Without the pictures, output the records below word for word.

++++++++

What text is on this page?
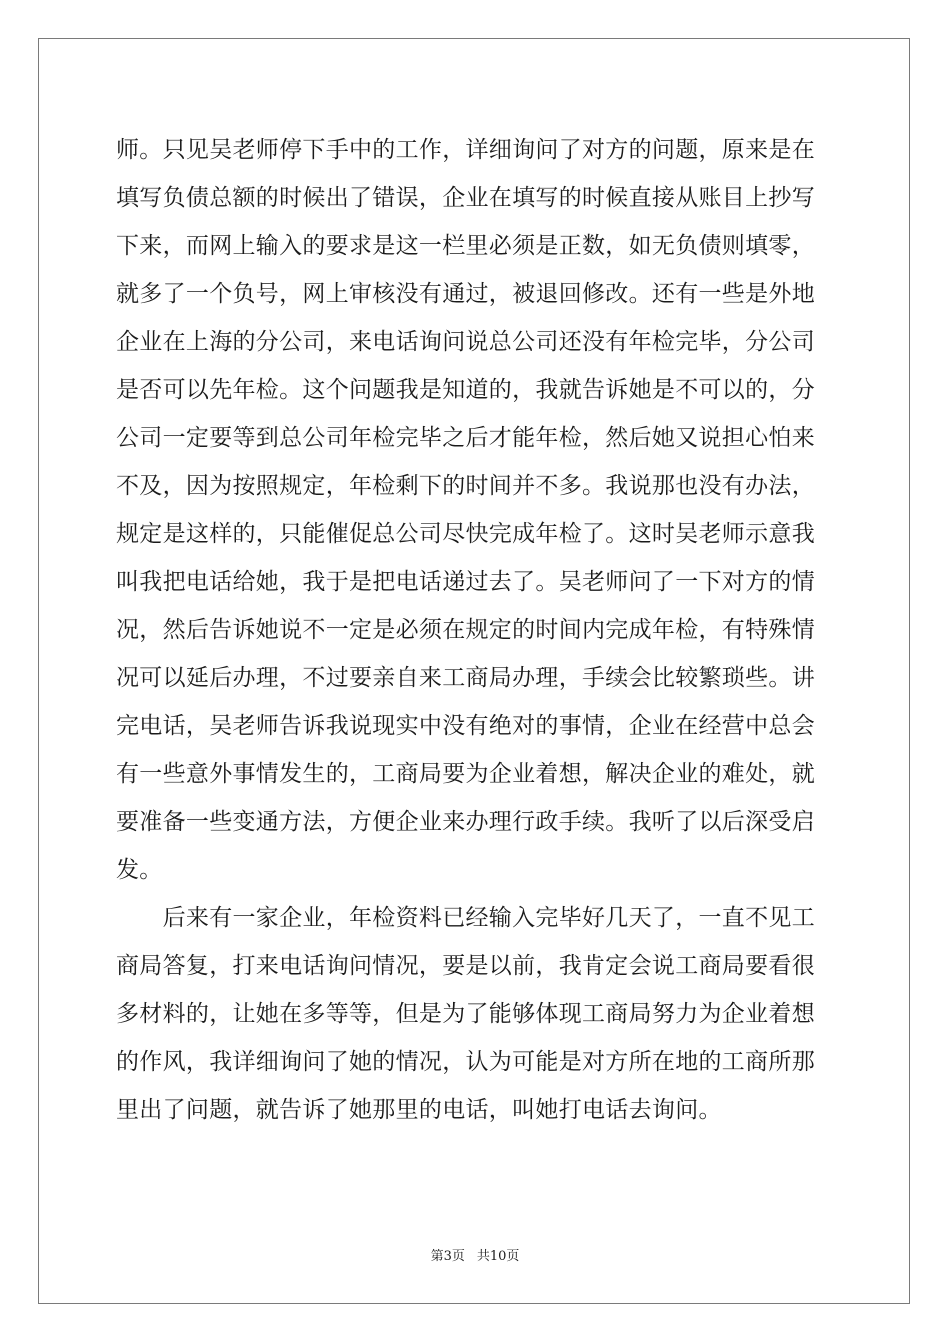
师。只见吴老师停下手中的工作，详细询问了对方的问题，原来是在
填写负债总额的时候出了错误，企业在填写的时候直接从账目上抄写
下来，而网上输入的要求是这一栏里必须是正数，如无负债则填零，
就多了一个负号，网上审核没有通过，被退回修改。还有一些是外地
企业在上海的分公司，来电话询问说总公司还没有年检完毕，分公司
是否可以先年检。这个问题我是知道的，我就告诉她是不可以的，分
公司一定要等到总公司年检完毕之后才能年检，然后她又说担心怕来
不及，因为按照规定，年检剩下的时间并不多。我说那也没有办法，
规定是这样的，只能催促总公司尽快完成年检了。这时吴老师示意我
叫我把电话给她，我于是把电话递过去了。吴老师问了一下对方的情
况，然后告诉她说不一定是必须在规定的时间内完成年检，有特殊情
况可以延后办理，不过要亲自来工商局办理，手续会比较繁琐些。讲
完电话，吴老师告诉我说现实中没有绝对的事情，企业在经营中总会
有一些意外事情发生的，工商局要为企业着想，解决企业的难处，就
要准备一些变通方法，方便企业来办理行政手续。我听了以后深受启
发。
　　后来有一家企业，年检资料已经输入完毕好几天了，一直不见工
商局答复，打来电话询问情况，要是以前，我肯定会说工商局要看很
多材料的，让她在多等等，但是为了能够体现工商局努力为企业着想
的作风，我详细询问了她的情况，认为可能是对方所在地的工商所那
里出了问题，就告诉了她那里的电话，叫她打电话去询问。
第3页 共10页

++++++++

**Solution for this exercise**
What text is on this page?
师。只见吴老师停下手中的工作，详细询问了对方的问题，原来是在
填写负债总额的时候出了错误，企业在填写的时候直接从账目上抄写
下来，而网上输入的要求是这一栏里必须是正数，如无负债则填零，
就多了一个负号，网上审核没有通过，被退回修改。还有一些是外地
企业在上海的分公司，来电话询问说总公司还没有年检完毕，分公司
是否可以先年检。这个问题我是知道的，我就告诉她是不可以的，分
公司一定要等到总公司年检完毕之后才能年检，然后她又说担心怕来
不及，因为按照规定，年检剩下的时间并不多。我说那也没有办法，
规定是这样的，只能催促总公司尽快完成年检了。这时吴老师示意我
叫我把电话给她，我于是把电话递过去了。吴老师问了一下对方的情
况，然后告诉她说不一定是必须在规定的时间内完成年检，有特殊情
况可以延后办理，不过要亲自来工商局办理，手续会比较繁琐些。讲
完电话，吴老师告诉我说现实中没有绝对的事情，企业在经营中总会
有一些意外事情发生的，工商局要为企业着想，解决企业的难处，就
要准备一些变通方法，方便企业来办理行政手续。我听了以后深受启
发。
　　后来有一家企业，年检资料已经输入完毕好几天了，一直不见工
商局答复，打来电话询问情况，要是以前，我肯定会说工商局要看很
多材料的，让她在多等等，但是为了能够体现工商局努力为企业着想
的作风，我详细询问了她的情况，认为可能是对方所在地的工商所那
里出了问题，就告诉了她那里的电话，叫她打电话去询问。
第3页 共10页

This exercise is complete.